• [What this task involves] Copy out each line featuring the string "Register" from the entries beneath.

-- Material shown start --

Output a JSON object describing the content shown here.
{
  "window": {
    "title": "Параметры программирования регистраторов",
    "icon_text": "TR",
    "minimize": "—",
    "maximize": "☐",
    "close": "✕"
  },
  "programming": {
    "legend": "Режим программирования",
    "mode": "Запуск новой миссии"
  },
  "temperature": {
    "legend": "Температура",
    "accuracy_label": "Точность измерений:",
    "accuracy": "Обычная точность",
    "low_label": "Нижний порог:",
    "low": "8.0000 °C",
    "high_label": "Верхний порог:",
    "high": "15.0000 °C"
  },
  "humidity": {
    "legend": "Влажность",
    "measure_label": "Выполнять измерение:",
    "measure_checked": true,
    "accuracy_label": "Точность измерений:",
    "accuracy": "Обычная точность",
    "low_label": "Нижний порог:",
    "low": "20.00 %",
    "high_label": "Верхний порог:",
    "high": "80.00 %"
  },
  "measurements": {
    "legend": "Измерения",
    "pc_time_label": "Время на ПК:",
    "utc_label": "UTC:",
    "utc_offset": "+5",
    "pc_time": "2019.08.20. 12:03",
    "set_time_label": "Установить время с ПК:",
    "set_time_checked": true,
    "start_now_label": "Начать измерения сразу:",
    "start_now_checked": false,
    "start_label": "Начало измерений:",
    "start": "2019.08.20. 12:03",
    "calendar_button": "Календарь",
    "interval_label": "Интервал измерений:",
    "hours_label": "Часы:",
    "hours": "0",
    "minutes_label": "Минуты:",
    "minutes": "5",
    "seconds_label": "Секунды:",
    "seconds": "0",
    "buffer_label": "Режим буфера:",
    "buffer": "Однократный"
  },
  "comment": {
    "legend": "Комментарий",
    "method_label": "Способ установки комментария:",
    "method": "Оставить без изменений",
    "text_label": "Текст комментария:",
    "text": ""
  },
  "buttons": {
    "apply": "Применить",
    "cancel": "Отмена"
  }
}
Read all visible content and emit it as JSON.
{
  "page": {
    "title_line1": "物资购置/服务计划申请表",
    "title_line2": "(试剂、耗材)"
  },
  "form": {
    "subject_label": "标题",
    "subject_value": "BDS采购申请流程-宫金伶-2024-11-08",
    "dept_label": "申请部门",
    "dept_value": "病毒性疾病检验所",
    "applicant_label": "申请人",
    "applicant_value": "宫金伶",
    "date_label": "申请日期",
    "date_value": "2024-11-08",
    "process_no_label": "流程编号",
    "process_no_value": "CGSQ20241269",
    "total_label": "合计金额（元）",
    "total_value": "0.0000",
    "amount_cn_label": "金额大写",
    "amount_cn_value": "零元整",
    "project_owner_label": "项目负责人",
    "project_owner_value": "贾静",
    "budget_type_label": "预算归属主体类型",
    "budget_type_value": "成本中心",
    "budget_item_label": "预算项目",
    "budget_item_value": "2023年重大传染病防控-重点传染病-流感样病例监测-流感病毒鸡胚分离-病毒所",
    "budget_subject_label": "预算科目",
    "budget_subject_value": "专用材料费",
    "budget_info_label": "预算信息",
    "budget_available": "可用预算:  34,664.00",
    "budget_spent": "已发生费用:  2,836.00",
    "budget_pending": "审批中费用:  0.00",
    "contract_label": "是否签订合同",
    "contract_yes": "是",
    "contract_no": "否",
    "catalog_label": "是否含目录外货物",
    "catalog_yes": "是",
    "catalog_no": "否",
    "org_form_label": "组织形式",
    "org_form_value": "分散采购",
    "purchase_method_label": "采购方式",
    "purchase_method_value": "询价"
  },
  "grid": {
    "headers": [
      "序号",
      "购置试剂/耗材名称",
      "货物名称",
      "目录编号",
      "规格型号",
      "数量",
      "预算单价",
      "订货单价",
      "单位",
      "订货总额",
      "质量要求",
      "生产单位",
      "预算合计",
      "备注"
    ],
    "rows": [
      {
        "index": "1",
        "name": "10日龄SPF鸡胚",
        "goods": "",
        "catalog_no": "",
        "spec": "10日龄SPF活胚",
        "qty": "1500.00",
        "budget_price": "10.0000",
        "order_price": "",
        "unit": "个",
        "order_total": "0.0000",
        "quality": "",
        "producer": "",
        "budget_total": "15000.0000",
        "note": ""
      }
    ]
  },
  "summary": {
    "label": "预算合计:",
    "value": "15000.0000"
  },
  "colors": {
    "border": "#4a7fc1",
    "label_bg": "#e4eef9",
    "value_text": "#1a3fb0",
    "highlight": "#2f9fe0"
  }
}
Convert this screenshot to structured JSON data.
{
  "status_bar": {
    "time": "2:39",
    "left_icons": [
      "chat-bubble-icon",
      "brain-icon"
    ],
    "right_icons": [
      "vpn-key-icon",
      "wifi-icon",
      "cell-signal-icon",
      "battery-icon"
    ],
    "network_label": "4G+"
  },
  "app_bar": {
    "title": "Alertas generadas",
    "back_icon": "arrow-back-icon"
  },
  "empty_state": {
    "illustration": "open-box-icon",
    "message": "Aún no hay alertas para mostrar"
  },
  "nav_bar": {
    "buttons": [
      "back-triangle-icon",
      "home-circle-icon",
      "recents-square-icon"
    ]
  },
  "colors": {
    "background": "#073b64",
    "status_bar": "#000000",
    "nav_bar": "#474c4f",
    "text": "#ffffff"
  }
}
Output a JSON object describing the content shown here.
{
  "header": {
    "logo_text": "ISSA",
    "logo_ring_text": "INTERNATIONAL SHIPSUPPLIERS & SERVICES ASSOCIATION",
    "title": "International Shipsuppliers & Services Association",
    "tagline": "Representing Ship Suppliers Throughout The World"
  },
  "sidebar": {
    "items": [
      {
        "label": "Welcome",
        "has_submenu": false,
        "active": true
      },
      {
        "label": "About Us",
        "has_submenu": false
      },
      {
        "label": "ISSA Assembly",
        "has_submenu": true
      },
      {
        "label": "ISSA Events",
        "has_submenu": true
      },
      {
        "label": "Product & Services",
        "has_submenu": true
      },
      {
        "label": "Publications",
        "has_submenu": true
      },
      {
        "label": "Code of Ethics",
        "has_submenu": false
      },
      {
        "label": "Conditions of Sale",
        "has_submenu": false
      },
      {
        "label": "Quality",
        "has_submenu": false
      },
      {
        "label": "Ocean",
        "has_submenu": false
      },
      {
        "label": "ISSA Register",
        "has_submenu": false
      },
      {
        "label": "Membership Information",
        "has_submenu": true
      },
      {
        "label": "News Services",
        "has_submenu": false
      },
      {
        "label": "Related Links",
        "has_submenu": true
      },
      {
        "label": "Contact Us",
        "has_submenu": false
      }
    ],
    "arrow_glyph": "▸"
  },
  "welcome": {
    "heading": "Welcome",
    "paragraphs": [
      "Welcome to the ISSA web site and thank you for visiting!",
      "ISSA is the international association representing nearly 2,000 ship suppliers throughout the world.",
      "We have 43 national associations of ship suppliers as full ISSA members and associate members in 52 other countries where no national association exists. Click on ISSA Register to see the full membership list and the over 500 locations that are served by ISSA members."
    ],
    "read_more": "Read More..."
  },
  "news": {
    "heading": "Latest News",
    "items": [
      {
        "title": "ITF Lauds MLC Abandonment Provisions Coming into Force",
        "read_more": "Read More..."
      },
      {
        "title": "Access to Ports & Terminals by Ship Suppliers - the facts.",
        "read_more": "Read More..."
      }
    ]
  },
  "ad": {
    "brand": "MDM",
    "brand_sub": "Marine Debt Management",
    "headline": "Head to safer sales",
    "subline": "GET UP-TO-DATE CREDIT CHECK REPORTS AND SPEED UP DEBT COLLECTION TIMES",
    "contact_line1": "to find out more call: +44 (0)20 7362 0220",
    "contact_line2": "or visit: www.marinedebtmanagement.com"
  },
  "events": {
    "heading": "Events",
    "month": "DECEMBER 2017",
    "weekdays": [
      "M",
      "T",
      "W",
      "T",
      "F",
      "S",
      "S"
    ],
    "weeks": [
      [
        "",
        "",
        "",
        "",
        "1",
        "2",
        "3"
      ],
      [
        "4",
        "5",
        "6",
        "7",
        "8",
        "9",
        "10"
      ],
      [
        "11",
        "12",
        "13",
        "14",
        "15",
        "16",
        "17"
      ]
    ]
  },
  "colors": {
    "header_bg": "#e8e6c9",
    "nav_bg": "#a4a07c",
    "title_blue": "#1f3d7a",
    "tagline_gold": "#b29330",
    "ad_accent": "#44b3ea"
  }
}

-- Material shown end --

• [Written response]
        "label": "ISSA Register",
      "We have 43 national associations of ship suppliers as full ISSA members and associate members in 52 other countries where no national association exists. Click on ISSA Register to see the full membership list and the over 500 locations that are served by ISSA members."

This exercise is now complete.